■ **TASK REQUIREMENTS**
Go through the material below and count the lines with the string "right"; the number is the whole answer.

::::

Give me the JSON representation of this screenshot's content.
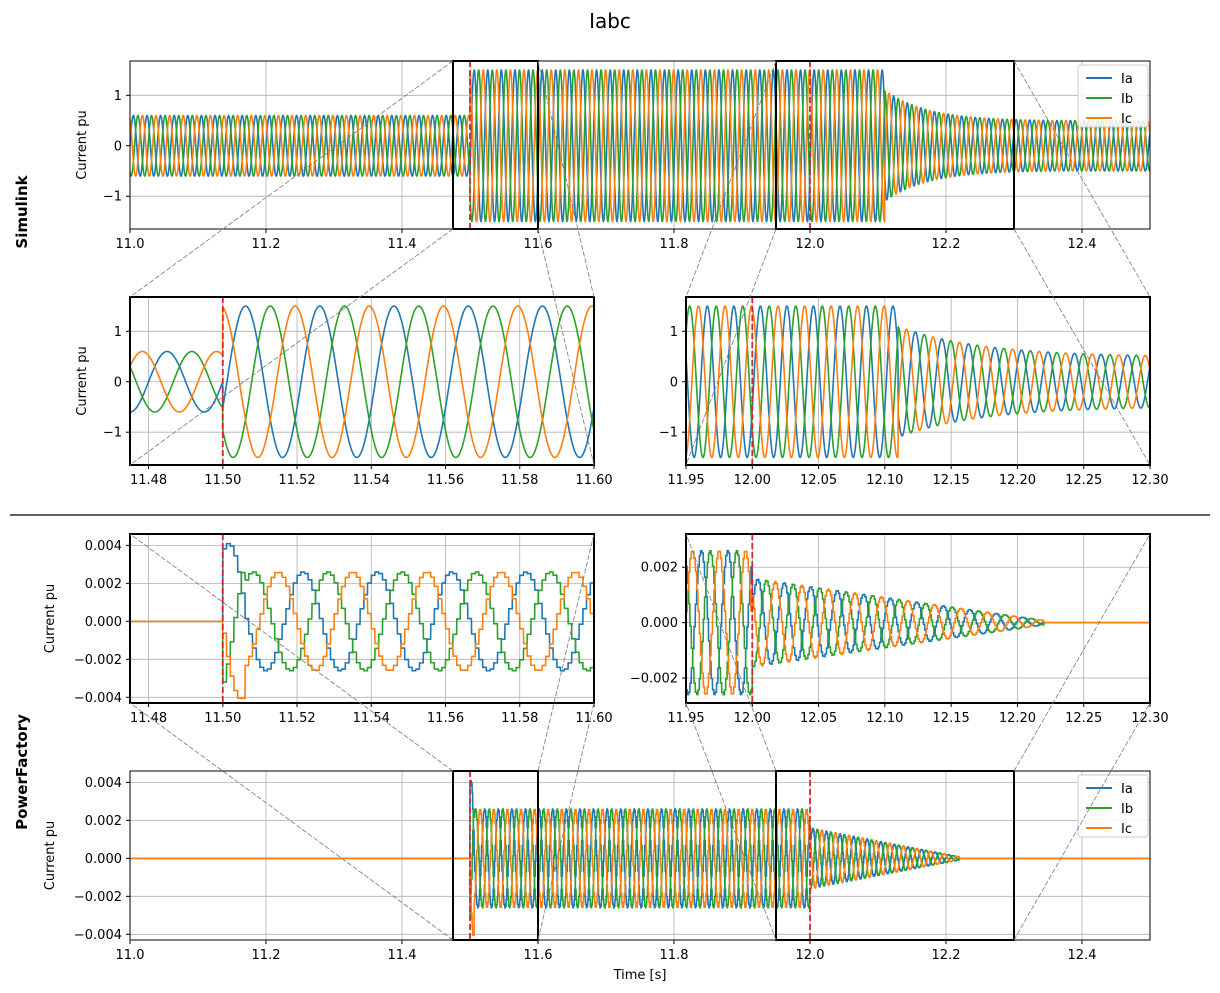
{
  "figure": {
    "title": "Iabc",
    "group_labels": [
      "Simulink",
      "PowerFactory"
    ],
    "colors": {
      "Ia": "#1f77b4",
      "Ib": "#2ca02c",
      "Ic": "#ff7f0e",
      "marker": "#d62728"
    }
  },
  "chart_data": [
    {
      "id": "sim-main",
      "type": "line",
      "group": "Simulink",
      "title": "",
      "xlabel": "",
      "ylabel": "Current pu",
      "xlim": [
        11.0,
        12.5
      ],
      "ylim": [
        -1.65,
        1.68
      ],
      "xticks": [
        11.0,
        11.2,
        11.4,
        11.6,
        11.8,
        12.0,
        12.2,
        12.4
      ],
      "xtick_labels": [
        "11.0",
        "11.2",
        "11.4",
        "11.6",
        "11.8",
        "12.0",
        "12.2",
        "12.4"
      ],
      "yticks": [
        -1,
        0,
        1
      ],
      "ytick_labels": [
        "−1",
        "0",
        "1"
      ],
      "grid": true,
      "legend": {
        "placement": "top-right",
        "entries": [
          "Ia",
          "Ib",
          "Ic"
        ]
      },
      "vlines": [
        11.5,
        12.0
      ],
      "zoom_boxes": [
        [
          11.475,
          11.6
        ],
        [
          11.95,
          12.3
        ]
      ],
      "series": [
        {
          "name": "Ia",
          "color": "#1f77b4"
        },
        {
          "name": "Ib",
          "color": "#2ca02c"
        },
        {
          "name": "Ic",
          "color": "#ff7f0e"
        }
      ],
      "model": {
        "kind": "simulink",
        "f": 50,
        "pre_amp": 0.6,
        "fault_amp": 1.5,
        "post_amp_start": 1.1,
        "post_amp_end": 0.5,
        "t_fault": 11.5,
        "t_clear": 12.0,
        "t_recover": 12.11
      }
    },
    {
      "id": "sim-zoom-left",
      "type": "line",
      "group": "Simulink",
      "title": "",
      "xlabel": "",
      "ylabel": "Current pu",
      "xlim": [
        11.475,
        11.6
      ],
      "ylim": [
        -1.65,
        1.68
      ],
      "xticks": [
        11.48,
        11.5,
        11.52,
        11.54,
        11.56,
        11.58,
        11.6
      ],
      "xtick_labels": [
        "11.48",
        "11.50",
        "11.52",
        "11.54",
        "11.56",
        "11.58",
        "11.60"
      ],
      "yticks": [
        -1,
        0,
        1
      ],
      "ytick_labels": [
        "−1",
        "0",
        "1"
      ],
      "grid": true,
      "vlines": [
        11.5
      ],
      "series": [
        {
          "name": "Ia",
          "color": "#1f77b4"
        },
        {
          "name": "Ib",
          "color": "#2ca02c"
        },
        {
          "name": "Ic",
          "color": "#ff7f0e"
        }
      ],
      "model": {
        "kind": "simulink",
        "f": 50,
        "pre_amp": 0.6,
        "fault_amp": 1.5,
        "post_amp_start": 1.1,
        "post_amp_end": 0.5,
        "t_fault": 11.5,
        "t_clear": 12.0,
        "t_recover": 12.11
      }
    },
    {
      "id": "sim-zoom-right",
      "type": "line",
      "group": "Simulink",
      "title": "",
      "xlabel": "",
      "ylabel": "",
      "xlim": [
        11.95,
        12.3
      ],
      "ylim": [
        -1.65,
        1.68
      ],
      "xticks": [
        11.95,
        12.0,
        12.05,
        12.1,
        12.15,
        12.2,
        12.25,
        12.3
      ],
      "xtick_labels": [
        "11.95",
        "12.00",
        "12.05",
        "12.10",
        "12.15",
        "12.20",
        "12.25",
        "12.30"
      ],
      "yticks": [
        -1,
        0,
        1
      ],
      "ytick_labels": [
        "−1",
        "0",
        "1"
      ],
      "grid": true,
      "vlines": [
        12.0
      ],
      "series": [
        {
          "name": "Ia",
          "color": "#1f77b4"
        },
        {
          "name": "Ib",
          "color": "#2ca02c"
        },
        {
          "name": "Ic",
          "color": "#ff7f0e"
        }
      ],
      "model": {
        "kind": "simulink",
        "f": 50,
        "pre_amp": 0.6,
        "fault_amp": 1.5,
        "post_amp_start": 1.1,
        "post_amp_end": 0.5,
        "t_fault": 11.5,
        "t_clear": 12.0,
        "t_recover": 12.11
      }
    },
    {
      "id": "pf-zoom-left",
      "type": "line",
      "group": "PowerFactory",
      "title": "",
      "xlabel": "",
      "ylabel": "Current pu",
      "xlim": [
        11.475,
        11.6
      ],
      "ylim": [
        -0.0043,
        0.0046
      ],
      "xticks": [
        11.48,
        11.5,
        11.52,
        11.54,
        11.56,
        11.58,
        11.6
      ],
      "xtick_labels": [
        "11.48",
        "11.50",
        "11.52",
        "11.54",
        "11.56",
        "11.58",
        "11.60"
      ],
      "yticks": [
        -0.004,
        -0.002,
        0.0,
        0.002,
        0.004
      ],
      "ytick_labels": [
        "−0.004",
        "−0.002",
        "0.000",
        "0.002",
        "0.004"
      ],
      "grid": true,
      "vlines": [
        11.5
      ],
      "series": [
        {
          "name": "Ia",
          "color": "#1f77b4"
        },
        {
          "name": "Ib",
          "color": "#2ca02c"
        },
        {
          "name": "Ic",
          "color": "#ff7f0e"
        }
      ],
      "model": {
        "kind": "powerfactory",
        "f": 50,
        "fault_amp": 0.0026,
        "spike_amp": 0.0041,
        "post_amp_start": 0.0016,
        "post_amp_end": 0.0004,
        "t_fault": 11.5,
        "t_clear": 12.0,
        "t_end_post": 12.22,
        "step": 0.001
      }
    },
    {
      "id": "pf-zoom-right",
      "type": "line",
      "group": "PowerFactory",
      "title": "",
      "xlabel": "",
      "ylabel": "",
      "xlim": [
        11.95,
        12.3
      ],
      "ylim": [
        -0.0029,
        0.0032
      ],
      "xticks": [
        11.95,
        12.0,
        12.05,
        12.1,
        12.15,
        12.2,
        12.25,
        12.3
      ],
      "xtick_labels": [
        "11.95",
        "12.00",
        "12.05",
        "12.10",
        "12.15",
        "12.20",
        "12.25",
        "12.30"
      ],
      "yticks": [
        -0.002,
        0.0,
        0.002
      ],
      "ytick_labels": [
        "−0.002",
        "0.000",
        "0.002"
      ],
      "grid": true,
      "vlines": [
        12.0
      ],
      "series": [
        {
          "name": "Ia",
          "color": "#1f77b4"
        },
        {
          "name": "Ib",
          "color": "#2ca02c"
        },
        {
          "name": "Ic",
          "color": "#ff7f0e"
        }
      ],
      "model": {
        "kind": "powerfactory",
        "f": 50,
        "fault_amp": 0.0026,
        "spike_amp": 0.0041,
        "post_amp_start": 0.0016,
        "post_amp_end": 0.0004,
        "t_fault": 11.5,
        "t_clear": 12.0,
        "t_end_post": 12.22,
        "step": 0.001
      }
    },
    {
      "id": "pf-main",
      "type": "line",
      "group": "PowerFactory",
      "title": "",
      "xlabel": "Time [s]",
      "ylabel": "Current pu",
      "xlim": [
        11.0,
        12.5
      ],
      "ylim": [
        -0.0043,
        0.0046
      ],
      "xticks": [
        11.0,
        11.2,
        11.4,
        11.6,
        11.8,
        12.0,
        12.2,
        12.4
      ],
      "xtick_labels": [
        "11.0",
        "11.2",
        "11.4",
        "11.6",
        "11.8",
        "12.0",
        "12.2",
        "12.4"
      ],
      "yticks": [
        -0.004,
        -0.002,
        0.0,
        0.002,
        0.004
      ],
      "ytick_labels": [
        "−0.004",
        "−0.002",
        "0.000",
        "0.002",
        "0.004"
      ],
      "grid": true,
      "legend": {
        "placement": "top-right",
        "entries": [
          "Ia",
          "Ib",
          "Ic"
        ]
      },
      "vlines": [
        11.5,
        12.0
      ],
      "zoom_boxes": [
        [
          11.475,
          11.6
        ],
        [
          11.95,
          12.3
        ]
      ],
      "series": [
        {
          "name": "Ia",
          "color": "#1f77b4"
        },
        {
          "name": "Ib",
          "color": "#2ca02c"
        },
        {
          "name": "Ic",
          "color": "#ff7f0e"
        }
      ],
      "model": {
        "kind": "powerfactory",
        "f": 50,
        "fault_amp": 0.0026,
        "spike_amp": 0.0041,
        "post_amp_start": 0.0016,
        "post_amp_end": 0.0004,
        "t_fault": 11.5,
        "t_clear": 12.0,
        "t_end_post": 12.22,
        "step": 0.001
      }
    }
  ]
}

::::

■ **CORRECT ANSWER**
4